WORK REQUIRED:
Your task is to output the entries below word for word.

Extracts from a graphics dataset
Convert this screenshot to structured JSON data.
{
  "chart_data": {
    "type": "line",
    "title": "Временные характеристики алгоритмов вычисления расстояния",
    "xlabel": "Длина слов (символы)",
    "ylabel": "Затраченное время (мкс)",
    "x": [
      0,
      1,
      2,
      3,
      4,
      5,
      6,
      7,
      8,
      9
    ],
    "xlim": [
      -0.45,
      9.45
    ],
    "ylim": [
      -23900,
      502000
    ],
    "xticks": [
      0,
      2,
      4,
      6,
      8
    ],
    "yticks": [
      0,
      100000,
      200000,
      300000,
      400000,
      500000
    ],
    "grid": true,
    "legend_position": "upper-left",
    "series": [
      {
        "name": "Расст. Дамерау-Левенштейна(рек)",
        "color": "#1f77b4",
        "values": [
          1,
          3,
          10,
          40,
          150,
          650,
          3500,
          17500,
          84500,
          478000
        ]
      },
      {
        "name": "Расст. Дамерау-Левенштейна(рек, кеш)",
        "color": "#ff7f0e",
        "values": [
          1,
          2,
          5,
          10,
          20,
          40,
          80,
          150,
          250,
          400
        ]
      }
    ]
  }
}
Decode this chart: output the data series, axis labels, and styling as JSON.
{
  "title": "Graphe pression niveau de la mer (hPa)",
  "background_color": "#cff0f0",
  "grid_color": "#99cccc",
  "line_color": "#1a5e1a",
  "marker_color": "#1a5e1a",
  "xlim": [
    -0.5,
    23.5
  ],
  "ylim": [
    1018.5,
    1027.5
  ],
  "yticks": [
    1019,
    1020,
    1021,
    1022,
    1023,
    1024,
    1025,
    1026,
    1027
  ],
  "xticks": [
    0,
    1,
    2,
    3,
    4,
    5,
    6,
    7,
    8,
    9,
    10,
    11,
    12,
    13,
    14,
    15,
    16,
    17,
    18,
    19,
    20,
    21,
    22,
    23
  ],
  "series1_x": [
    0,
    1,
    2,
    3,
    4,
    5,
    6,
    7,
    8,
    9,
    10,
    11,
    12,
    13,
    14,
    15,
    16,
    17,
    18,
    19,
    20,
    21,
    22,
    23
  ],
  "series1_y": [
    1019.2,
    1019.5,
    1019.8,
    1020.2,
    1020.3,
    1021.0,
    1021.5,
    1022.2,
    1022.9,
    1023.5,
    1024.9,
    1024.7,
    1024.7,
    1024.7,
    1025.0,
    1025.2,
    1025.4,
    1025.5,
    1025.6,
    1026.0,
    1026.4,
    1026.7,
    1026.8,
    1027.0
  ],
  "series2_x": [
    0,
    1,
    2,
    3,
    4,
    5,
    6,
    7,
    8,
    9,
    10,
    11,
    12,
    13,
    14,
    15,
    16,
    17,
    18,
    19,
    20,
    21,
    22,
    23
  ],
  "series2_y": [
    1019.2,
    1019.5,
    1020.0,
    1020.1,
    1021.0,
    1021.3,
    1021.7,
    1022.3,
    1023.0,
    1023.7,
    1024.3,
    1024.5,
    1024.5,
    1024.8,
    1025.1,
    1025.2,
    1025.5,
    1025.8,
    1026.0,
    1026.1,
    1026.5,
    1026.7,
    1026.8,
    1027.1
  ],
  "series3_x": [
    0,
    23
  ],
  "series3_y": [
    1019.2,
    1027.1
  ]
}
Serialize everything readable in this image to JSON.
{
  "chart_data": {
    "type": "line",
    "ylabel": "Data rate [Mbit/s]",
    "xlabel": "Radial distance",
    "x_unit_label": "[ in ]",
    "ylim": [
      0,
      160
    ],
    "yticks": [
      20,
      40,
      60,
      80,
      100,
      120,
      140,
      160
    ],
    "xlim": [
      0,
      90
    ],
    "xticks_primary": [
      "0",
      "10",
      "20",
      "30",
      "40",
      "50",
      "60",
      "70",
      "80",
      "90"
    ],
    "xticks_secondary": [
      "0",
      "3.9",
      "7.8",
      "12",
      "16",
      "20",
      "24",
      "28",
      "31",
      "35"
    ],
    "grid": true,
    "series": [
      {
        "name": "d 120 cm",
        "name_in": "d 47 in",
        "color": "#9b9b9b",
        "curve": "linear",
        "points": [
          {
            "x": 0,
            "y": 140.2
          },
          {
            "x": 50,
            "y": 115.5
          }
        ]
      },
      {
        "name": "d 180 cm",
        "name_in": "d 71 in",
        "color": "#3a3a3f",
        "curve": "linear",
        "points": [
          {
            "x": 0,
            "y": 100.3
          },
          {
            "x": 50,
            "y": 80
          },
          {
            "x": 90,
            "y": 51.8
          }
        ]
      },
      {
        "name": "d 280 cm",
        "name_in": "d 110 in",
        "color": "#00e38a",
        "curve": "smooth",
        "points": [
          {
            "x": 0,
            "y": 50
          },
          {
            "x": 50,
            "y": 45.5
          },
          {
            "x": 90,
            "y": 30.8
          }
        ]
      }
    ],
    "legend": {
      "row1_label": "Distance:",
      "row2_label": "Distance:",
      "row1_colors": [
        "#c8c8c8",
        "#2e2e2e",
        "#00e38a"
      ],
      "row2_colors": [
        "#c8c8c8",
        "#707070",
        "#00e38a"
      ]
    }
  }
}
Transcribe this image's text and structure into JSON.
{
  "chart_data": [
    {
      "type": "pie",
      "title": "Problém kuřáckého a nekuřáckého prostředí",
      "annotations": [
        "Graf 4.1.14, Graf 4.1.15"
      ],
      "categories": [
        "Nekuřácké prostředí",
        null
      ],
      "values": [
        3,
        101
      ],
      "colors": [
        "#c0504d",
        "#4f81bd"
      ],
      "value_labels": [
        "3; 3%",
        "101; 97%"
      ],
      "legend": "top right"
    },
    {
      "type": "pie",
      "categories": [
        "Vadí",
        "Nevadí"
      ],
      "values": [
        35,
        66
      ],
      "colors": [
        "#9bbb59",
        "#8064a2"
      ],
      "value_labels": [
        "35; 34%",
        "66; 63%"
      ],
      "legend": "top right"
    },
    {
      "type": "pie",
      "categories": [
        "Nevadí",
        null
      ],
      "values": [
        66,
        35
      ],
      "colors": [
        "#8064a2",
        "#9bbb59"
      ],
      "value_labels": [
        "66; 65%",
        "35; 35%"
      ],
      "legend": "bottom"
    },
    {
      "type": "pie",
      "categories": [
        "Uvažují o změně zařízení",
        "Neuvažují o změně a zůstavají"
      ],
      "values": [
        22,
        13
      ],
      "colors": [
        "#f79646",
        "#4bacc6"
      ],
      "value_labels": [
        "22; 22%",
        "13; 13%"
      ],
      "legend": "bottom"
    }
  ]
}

ANSWER FOR THIS EXERCISE:
Convert this screenshot to structured JSON data.
{
  "chart_data": {
    "type": "line",
    "title": "Временные характеристики алгоритмов вычисления расстояния",
    "xlabel": "Длина слов (символы)",
    "ylabel": "Затраченное время (мкс)",
    "x": [
      0,
      1,
      2,
      3,
      4,
      5,
      6,
      7,
      8,
      9
    ],
    "xlim": [
      -0.45,
      9.45
    ],
    "ylim": [
      -23900,
      502000
    ],
    "xticks": [
      0,
      2,
      4,
      6,
      8
    ],
    "yticks": [
      0,
      100000,
      200000,
      300000,
      400000,
      500000
    ],
    "grid": true,
    "legend_position": "upper-left",
    "series": [
      {
        "name": "Расст. Дамерау-Левенштейна(рек)",
        "color": "#1f77b4",
        "values": [
          1,
          3,
          10,
          40,
          150,
          650,
          3500,
          17500,
          84500,
          478000
        ]
      },
      {
        "name": "Расст. Дамерау-Левенштейна(рек, кеш)",
        "color": "#ff7f0e",
        "values": [
          1,
          2,
          5,
          10,
          20,
          40,
          80,
          150,
          250,
          400
        ]
      }
    ]
  }
}
Decode this chart: output the data series, axis labels, and styling as JSON.
{
  "title": "Graphe pression niveau de la mer (hPa)",
  "background_color": "#cff0f0",
  "grid_color": "#99cccc",
  "line_color": "#1a5e1a",
  "marker_color": "#1a5e1a",
  "xlim": [
    -0.5,
    23.5
  ],
  "ylim": [
    1018.5,
    1027.5
  ],
  "yticks": [
    1019,
    1020,
    1021,
    1022,
    1023,
    1024,
    1025,
    1026,
    1027
  ],
  "xticks": [
    0,
    1,
    2,
    3,
    4,
    5,
    6,
    7,
    8,
    9,
    10,
    11,
    12,
    13,
    14,
    15,
    16,
    17,
    18,
    19,
    20,
    21,
    22,
    23
  ],
  "series1_x": [
    0,
    1,
    2,
    3,
    4,
    5,
    6,
    7,
    8,
    9,
    10,
    11,
    12,
    13,
    14,
    15,
    16,
    17,
    18,
    19,
    20,
    21,
    22,
    23
  ],
  "series1_y": [
    1019.2,
    1019.5,
    1019.8,
    1020.2,
    1020.3,
    1021.0,
    1021.5,
    1022.2,
    1022.9,
    1023.5,
    1024.9,
    1024.7,
    1024.7,
    1024.7,
    1025.0,
    1025.2,
    1025.4,
    1025.5,
    1025.6,
    1026.0,
    1026.4,
    1026.7,
    1026.8,
    1027.0
  ],
  "series2_x": [
    0,
    1,
    2,
    3,
    4,
    5,
    6,
    7,
    8,
    9,
    10,
    11,
    12,
    13,
    14,
    15,
    16,
    17,
    18,
    19,
    20,
    21,
    22,
    23
  ],
  "series2_y": [
    1019.2,
    1019.5,
    1020.0,
    1020.1,
    1021.0,
    1021.3,
    1021.7,
    1022.3,
    1023.0,
    1023.7,
    1024.3,
    1024.5,
    1024.5,
    1024.8,
    1025.1,
    1025.2,
    1025.5,
    1025.8,
    1026.0,
    1026.1,
    1026.5,
    1026.7,
    1026.8,
    1027.1
  ],
  "series3_x": [
    0,
    23
  ],
  "series3_y": [
    1019.2,
    1027.1
  ]
}
Serialize everything readable in this image to JSON.
{
  "chart_data": {
    "type": "line",
    "ylabel": "Data rate [Mbit/s]",
    "xlabel": "Radial distance",
    "x_unit_label": "[ in ]",
    "ylim": [
      0,
      160
    ],
    "yticks": [
      20,
      40,
      60,
      80,
      100,
      120,
      140,
      160
    ],
    "xlim": [
      0,
      90
    ],
    "xticks_primary": [
      "0",
      "10",
      "20",
      "30",
      "40",
      "50",
      "60",
      "70",
      "80",
      "90"
    ],
    "xticks_secondary": [
      "0",
      "3.9",
      "7.8",
      "12",
      "16",
      "20",
      "24",
      "28",
      "31",
      "35"
    ],
    "grid": true,
    "series": [
      {
        "name": "d 120 cm",
        "name_in": "d 47 in",
        "color": "#9b9b9b",
        "curve": "linear",
        "points": [
          {
            "x": 0,
            "y": 140.2
          },
          {
            "x": 50,
            "y": 115.5
          }
        ]
      },
      {
        "name": "d 180 cm",
        "name_in": "d 71 in",
        "color": "#3a3a3f",
        "curve": "linear",
        "points": [
          {
            "x": 0,
            "y": 100.3
          },
          {
            "x": 50,
            "y": 80
          },
          {
            "x": 90,
            "y": 51.8
          }
        ]
      },
      {
        "name": "d 280 cm",
        "name_in": "d 110 in",
        "color": "#00e38a",
        "curve": "smooth",
        "points": [
          {
            "x": 0,
            "y": 50
          },
          {
            "x": 50,
            "y": 45.5
          },
          {
            "x": 90,
            "y": 30.8
          }
        ]
      }
    ],
    "legend": {
      "row1_label": "Distance:",
      "row2_label": "Distance:",
      "row1_colors": [
        "#c8c8c8",
        "#2e2e2e",
        "#00e38a"
      ],
      "row2_colors": [
        "#c8c8c8",
        "#707070",
        "#00e38a"
      ]
    }
  }
}
Transcribe this image's text and structure into JSON.
{
  "chart_data": [
    {
      "type": "pie",
      "title": "Problém kuřáckého a nekuřáckého prostředí",
      "annotations": [
        "Graf 4.1.14, Graf 4.1.15"
      ],
      "categories": [
        "Nekuřácké prostředí",
        null
      ],
      "values": [
        3,
        101
      ],
      "colors": [
        "#c0504d",
        "#4f81bd"
      ],
      "value_labels": [
        "3; 3%",
        "101; 97%"
      ],
      "legend": "top right"
    },
    {
      "type": "pie",
      "categories": [
        "Vadí",
        "Nevadí"
      ],
      "values": [
        35,
        66
      ],
      "colors": [
        "#9bbb59",
        "#8064a2"
      ],
      "value_labels": [
        "35; 34%",
        "66; 63%"
      ],
      "legend": "top right"
    },
    {
      "type": "pie",
      "categories": [
        "Nevadí",
        null
      ],
      "values": [
        66,
        35
      ],
      "colors": [
        "#8064a2",
        "#9bbb59"
      ],
      "value_labels": [
        "66; 65%",
        "35; 35%"
      ],
      "legend": "bottom"
    },
    {
      "type": "pie",
      "categories": [
        "Uvažují o změně zařízení",
        "Neuvažují o změně a zůstavají"
      ],
      "values": [
        22,
        13
      ],
      "colors": [
        "#f79646",
        "#4bacc6"
      ],
      "value_labels": [
        "22; 22%",
        "13; 13%"
      ],
      "legend": "bottom"
    }
  ]
}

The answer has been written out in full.